■ DATA SUPPLIED
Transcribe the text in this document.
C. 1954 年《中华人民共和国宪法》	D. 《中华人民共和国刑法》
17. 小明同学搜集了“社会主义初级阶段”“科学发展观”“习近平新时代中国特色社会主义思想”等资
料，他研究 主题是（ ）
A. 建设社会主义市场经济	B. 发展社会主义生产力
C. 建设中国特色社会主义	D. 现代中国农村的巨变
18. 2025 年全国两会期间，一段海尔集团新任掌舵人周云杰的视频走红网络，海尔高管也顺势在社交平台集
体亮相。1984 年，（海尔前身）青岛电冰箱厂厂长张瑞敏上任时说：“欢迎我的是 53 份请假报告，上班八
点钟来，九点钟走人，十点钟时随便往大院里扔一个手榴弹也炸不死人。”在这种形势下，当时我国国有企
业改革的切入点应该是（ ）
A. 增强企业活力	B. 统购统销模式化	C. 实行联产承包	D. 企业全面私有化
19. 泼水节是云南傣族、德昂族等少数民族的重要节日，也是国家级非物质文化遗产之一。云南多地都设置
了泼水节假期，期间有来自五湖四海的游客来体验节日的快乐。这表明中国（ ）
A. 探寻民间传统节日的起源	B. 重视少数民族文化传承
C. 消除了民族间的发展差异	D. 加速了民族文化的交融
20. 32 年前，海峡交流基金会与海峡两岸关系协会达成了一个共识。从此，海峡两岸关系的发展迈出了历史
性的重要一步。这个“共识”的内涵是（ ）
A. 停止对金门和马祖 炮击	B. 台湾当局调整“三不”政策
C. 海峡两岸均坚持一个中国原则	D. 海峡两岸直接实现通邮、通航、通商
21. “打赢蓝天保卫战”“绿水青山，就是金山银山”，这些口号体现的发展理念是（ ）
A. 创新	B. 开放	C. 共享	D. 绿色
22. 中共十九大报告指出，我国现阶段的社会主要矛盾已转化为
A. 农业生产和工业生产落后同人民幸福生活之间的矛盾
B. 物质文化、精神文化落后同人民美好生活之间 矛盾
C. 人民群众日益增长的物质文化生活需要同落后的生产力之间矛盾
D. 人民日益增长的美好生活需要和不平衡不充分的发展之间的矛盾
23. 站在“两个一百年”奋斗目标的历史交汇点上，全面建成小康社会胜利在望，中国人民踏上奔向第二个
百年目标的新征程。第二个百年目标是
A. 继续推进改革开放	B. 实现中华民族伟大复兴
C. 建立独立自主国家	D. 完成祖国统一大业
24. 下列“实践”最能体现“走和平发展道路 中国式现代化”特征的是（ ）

■ WHAT TO DO
Return the entries above exactly, each one complete.

■ ANSWER FOR THE TASK
Transcribe the text in this document.
C. 1954 年《中华人民共和国宪法》	D. 《中华人民共和国刑法》
17. 小明同学搜集了“社会主义初级阶段”“科学发展观”“习近平新时代中国特色社会主义思想”等资
料，他研究 主题是（ ）
A. 建设社会主义市场经济	B. 发展社会主义生产力
C. 建设中国特色社会主义	D. 现代中国农村的巨变
18. 2025 年全国两会期间，一段海尔集团新任掌舵人周云杰的视频走红网络，海尔高管也顺势在社交平台集
体亮相。1984 年，（海尔前身）青岛电冰箱厂厂长张瑞敏上任时说：“欢迎我的是 53 份请假报告，上班八
点钟来，九点钟走人，十点钟时随便往大院里扔一个手榴弹也炸不死人。”在这种形势下，当时我国国有企
业改革的切入点应该是（ ）
A. 增强企业活力	B. 统购统销模式化	C. 实行联产承包	D. 企业全面私有化
19. 泼水节是云南傣族、德昂族等少数民族的重要节日，也是国家级非物质文化遗产之一。云南多地都设置
了泼水节假期，期间有来自五湖四海的游客来体验节日的快乐。这表明中国（ ）
A. 探寻民间传统节日的起源	B. 重视少数民族文化传承
C. 消除了民族间的发展差异	D. 加速了民族文化的交融
20. 32 年前，海峡交流基金会与海峡两岸关系协会达成了一个共识。从此，海峡两岸关系的发展迈出了历史
性的重要一步。这个“共识”的内涵是（ ）
A. 停止对金门和马祖 炮击	B. 台湾当局调整“三不”政策
C. 海峡两岸均坚持一个中国原则	D. 海峡两岸直接实现通邮、通航、通商
21. “打赢蓝天保卫战”“绿水青山，就是金山银山”，这些口号体现的发展理念是（ ）
A. 创新	B. 开放	C. 共享	D. 绿色
22. 中共十九大报告指出，我国现阶段的社会主要矛盾已转化为
A. 农业生产和工业生产落后同人民幸福生活之间的矛盾
B. 物质文化、精神文化落后同人民美好生活之间 矛盾
C. 人民群众日益增长的物质文化生活需要同落后的生产力之间矛盾
D. 人民日益增长的美好生活需要和不平衡不充分的发展之间的矛盾
23. 站在“两个一百年”奋斗目标的历史交汇点上，全面建成小康社会胜利在望，中国人民踏上奔向第二个
百年目标的新征程。第二个百年目标是
A. 继续推进改革开放	B. 实现中华民族伟大复兴
C. 建立独立自主国家	D. 完成祖国统一大业
24. 下列“实践”最能体现“走和平发展道路 中国式现代化”特征的是（ ）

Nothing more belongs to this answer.